■ **TASK PROMPT**
Transcribe the data that follows precisely, omitting nothing.

[Collected data entries]
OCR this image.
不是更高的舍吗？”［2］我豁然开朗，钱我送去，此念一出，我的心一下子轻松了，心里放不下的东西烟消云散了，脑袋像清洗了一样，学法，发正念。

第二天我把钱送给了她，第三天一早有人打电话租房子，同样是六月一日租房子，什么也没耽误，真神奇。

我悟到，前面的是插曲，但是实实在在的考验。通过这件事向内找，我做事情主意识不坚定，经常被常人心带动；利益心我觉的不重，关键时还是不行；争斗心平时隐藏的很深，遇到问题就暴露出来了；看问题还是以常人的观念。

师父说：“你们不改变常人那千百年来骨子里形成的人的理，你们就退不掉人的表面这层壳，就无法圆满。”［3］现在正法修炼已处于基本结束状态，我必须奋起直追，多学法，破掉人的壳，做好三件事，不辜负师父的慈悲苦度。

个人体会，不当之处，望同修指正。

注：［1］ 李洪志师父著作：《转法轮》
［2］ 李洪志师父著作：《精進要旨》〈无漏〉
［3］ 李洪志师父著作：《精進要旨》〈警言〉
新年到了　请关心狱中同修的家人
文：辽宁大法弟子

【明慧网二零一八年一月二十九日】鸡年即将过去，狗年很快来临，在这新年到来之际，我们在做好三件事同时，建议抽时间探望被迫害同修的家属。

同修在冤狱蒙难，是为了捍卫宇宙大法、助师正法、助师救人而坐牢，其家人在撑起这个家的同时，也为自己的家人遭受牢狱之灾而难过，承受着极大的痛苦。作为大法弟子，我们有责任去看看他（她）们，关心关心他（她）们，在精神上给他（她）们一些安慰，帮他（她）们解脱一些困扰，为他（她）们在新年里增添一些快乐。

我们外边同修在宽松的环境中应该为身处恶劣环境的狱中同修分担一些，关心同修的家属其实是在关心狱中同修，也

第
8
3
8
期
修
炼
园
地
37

■ **COMPLETE OUTPUT**
OCR this image.
不是更高的舍吗？”［2］我豁然开朗，钱我送去，此念一出，我的心一下子轻松了，心里放不下的东西烟消云散了，脑袋像清洗了一样，学法，发正念。

第二天我把钱送给了她，第三天一早有人打电话租房子，同样是六月一日租房子，什么也没耽误，真神奇。

我悟到，前面的是插曲，但是实实在在的考验。通过这件事向内找，我做事情主意识不坚定，经常被常人心带动；利益心我觉的不重，关键时还是不行；争斗心平时隐藏的很深，遇到问题就暴露出来了；看问题还是以常人的观念。

师父说：“你们不改变常人那千百年来骨子里形成的人的理，你们就退不掉人的表面这层壳，就无法圆满。”［3］现在正法修炼已处于基本结束状态，我必须奋起直追，多学法，破掉人的壳，做好三件事，不辜负师父的慈悲苦度。

个人体会，不当之处，望同修指正。

注：［1］ 李洪志师父著作：《转法轮》
［2］ 李洪志师父著作：《精進要旨》〈无漏〉
［3］ 李洪志师父著作：《精進要旨》〈警言〉
新年到了　请关心狱中同修的家人
文：辽宁大法弟子

【明慧网二零一八年一月二十九日】鸡年即将过去，狗年很快来临，在这新年到来之际，我们在做好三件事同时，建议抽时间探望被迫害同修的家属。

同修在冤狱蒙难，是为了捍卫宇宙大法、助师正法、助师救人而坐牢，其家人在撑起这个家的同时，也为自己的家人遭受牢狱之灾而难过，承受着极大的痛苦。作为大法弟子，我们有责任去看看他（她）们，关心关心他（她）们，在精神上给他（她）们一些安慰，帮他（她）们解脱一些困扰，为他（她）们在新年里增添一些快乐。

我们外边同修在宽松的环境中应该为身处恶劣环境的狱中同修分担一些，关心同修的家属其实是在关心狱中同修，也

第
8
3
8
期
修
炼
园
地
37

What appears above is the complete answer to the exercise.